Without omitting anything, retype the data that follows.

══ DATA

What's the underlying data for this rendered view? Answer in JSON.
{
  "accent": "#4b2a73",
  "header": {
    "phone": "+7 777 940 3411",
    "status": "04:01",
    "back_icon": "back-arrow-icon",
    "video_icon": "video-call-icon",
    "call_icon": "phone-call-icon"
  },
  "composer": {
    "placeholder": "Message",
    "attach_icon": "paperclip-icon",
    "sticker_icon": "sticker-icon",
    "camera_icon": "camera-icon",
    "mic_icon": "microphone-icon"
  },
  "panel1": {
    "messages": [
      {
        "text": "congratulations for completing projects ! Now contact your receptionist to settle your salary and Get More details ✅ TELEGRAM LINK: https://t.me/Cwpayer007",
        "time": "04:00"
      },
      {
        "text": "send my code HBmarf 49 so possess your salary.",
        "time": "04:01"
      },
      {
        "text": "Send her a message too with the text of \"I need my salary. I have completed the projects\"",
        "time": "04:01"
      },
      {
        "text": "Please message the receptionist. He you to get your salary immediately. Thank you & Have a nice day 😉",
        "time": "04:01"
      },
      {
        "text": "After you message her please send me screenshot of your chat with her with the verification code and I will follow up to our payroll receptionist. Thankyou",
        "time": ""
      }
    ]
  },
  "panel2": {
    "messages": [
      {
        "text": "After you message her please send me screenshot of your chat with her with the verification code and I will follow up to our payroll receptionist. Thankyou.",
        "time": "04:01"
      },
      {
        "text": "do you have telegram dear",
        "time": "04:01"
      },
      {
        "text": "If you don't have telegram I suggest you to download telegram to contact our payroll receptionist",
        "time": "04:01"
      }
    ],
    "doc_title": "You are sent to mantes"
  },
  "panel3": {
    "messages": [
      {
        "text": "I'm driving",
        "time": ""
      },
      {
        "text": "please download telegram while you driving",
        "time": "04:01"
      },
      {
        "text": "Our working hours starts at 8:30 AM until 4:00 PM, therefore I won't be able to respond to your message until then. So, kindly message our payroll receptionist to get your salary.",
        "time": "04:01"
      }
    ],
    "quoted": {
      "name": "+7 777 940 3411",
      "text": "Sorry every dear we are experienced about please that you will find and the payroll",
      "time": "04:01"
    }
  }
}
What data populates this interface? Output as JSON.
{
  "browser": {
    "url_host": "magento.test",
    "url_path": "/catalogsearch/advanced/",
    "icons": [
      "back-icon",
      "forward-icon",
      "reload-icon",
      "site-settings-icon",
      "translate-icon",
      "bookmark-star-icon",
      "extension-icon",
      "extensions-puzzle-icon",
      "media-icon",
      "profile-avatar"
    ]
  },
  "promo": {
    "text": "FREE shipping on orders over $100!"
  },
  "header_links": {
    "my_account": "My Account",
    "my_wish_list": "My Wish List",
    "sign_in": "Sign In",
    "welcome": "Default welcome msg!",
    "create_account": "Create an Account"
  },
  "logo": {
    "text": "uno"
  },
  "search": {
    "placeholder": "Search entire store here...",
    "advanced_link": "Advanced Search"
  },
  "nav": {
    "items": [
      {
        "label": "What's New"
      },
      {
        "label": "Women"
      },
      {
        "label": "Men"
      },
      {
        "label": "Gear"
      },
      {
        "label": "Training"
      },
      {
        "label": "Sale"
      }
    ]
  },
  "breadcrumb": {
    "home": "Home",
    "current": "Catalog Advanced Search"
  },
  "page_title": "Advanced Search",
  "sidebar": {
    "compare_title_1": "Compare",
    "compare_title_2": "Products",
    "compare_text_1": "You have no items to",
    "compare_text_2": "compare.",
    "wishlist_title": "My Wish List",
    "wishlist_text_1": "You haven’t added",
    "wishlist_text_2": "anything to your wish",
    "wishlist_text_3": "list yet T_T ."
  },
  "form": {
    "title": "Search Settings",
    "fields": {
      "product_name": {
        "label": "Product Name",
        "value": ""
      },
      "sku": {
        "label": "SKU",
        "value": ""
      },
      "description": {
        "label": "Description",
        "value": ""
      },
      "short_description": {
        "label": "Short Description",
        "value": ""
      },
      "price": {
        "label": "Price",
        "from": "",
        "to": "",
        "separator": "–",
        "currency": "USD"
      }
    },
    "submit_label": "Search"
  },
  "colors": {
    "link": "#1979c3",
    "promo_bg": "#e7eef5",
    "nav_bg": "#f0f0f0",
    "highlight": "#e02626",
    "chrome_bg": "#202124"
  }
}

════

▸ IN RESPONSE
What's the underlying data for this rendered view? Answer in JSON.
{
  "accent": "#4b2a73",
  "header": {
    "phone": "+7 777 940 3411",
    "status": "04:01",
    "back_icon": "back-arrow-icon",
    "video_icon": "video-call-icon",
    "call_icon": "phone-call-icon"
  },
  "composer": {
    "placeholder": "Message",
    "attach_icon": "paperclip-icon",
    "sticker_icon": "sticker-icon",
    "camera_icon": "camera-icon",
    "mic_icon": "microphone-icon"
  },
  "panel1": {
    "messages": [
      {
        "text": "congratulations for completing projects ! Now contact your receptionist to settle your salary and Get More details ✅ TELEGRAM LINK: https://t.me/Cwpayer007",
        "time": "04:00"
      },
      {
        "text": "send my code HBmarf 49 so possess your salary.",
        "time": "04:01"
      },
      {
        "text": "Send her a message too with the text of \"I need my salary. I have completed the projects\"",
        "time": "04:01"
      },
      {
        "text": "Please message the receptionist. He you to get your salary immediately. Thank you & Have a nice day 😉",
        "time": "04:01"
      },
      {
        "text": "After you message her please send me screenshot of your chat with her with the verification code and I will follow up to our payroll receptionist. Thankyou",
        "time": ""
      }
    ]
  },
  "panel2": {
    "messages": [
      {
        "text": "After you message her please send me screenshot of your chat with her with the verification code and I will follow up to our payroll receptionist. Thankyou.",
        "time": "04:01"
      },
      {
        "text": "do you have telegram dear",
        "time": "04:01"
      },
      {
        "text": "If you don't have telegram I suggest you to download telegram to contact our payroll receptionist",
        "time": "04:01"
      }
    ],
    "doc_title": "You are sent to mantes"
  },
  "panel3": {
    "messages": [
      {
        "text": "I'm driving",
        "time": ""
      },
      {
        "text": "please download telegram while you driving",
        "time": "04:01"
      },
      {
        "text": "Our working hours starts at 8:30 AM until 4:00 PM, therefore I won't be able to respond to your message until then. So, kindly message our payroll receptionist to get your salary.",
        "time": "04:01"
      }
    ],
    "quoted": {
      "name": "+7 777 940 3411",
      "text": "Sorry every dear we are experienced about please that you will find and the payroll",
      "time": "04:01"
    }
  }
}
What data populates this interface? Output as JSON.
{
  "browser": {
    "url_host": "magento.test",
    "url_path": "/catalogsearch/advanced/",
    "icons": [
      "back-icon",
      "forward-icon",
      "reload-icon",
      "site-settings-icon",
      "translate-icon",
      "bookmark-star-icon",
      "extension-icon",
      "extensions-puzzle-icon",
      "media-icon",
      "profile-avatar"
    ]
  },
  "promo": {
    "text": "FREE shipping on orders over $100!"
  },
  "header_links": {
    "my_account": "My Account",
    "my_wish_list": "My Wish List",
    "sign_in": "Sign In",
    "welcome": "Default welcome msg!",
    "create_account": "Create an Account"
  },
  "logo": {
    "text": "uno"
  },
  "search": {
    "placeholder": "Search entire store here...",
    "advanced_link": "Advanced Search"
  },
  "nav": {
    "items": [
      {
        "label": "What's New"
      },
      {
        "label": "Women"
      },
      {
        "label": "Men"
      },
      {
        "label": "Gear"
      },
      {
        "label": "Training"
      },
      {
        "label": "Sale"
      }
    ]
  },
  "breadcrumb": {
    "home": "Home",
    "current": "Catalog Advanced Search"
  },
  "page_title": "Advanced Search",
  "sidebar": {
    "compare_title_1": "Compare",
    "compare_title_2": "Products",
    "compare_text_1": "You have no items to",
    "compare_text_2": "compare.",
    "wishlist_title": "My Wish List",
    "wishlist_text_1": "You haven’t added",
    "wishlist_text_2": "anything to your wish",
    "wishlist_text_3": "list yet T_T ."
  },
  "form": {
    "title": "Search Settings",
    "fields": {
      "product_name": {
        "label": "Product Name",
        "value": ""
      },
      "sku": {
        "label": "SKU",
        "value": ""
      },
      "description": {
        "label": "Description",
        "value": ""
      },
      "short_description": {
        "label": "Short Description",
        "value": ""
      },
      "price": {
        "label": "Price",
        "from": "",
        "to": "",
        "separator": "–",
        "currency": "USD"
      }
    },
    "submit_label": "Search"
  },
  "colors": {
    "link": "#1979c3",
    "promo_bg": "#e7eef5",
    "nav_bg": "#f0f0f0",
    "highlight": "#e02626",
    "chrome_bg": "#202124"
  }
}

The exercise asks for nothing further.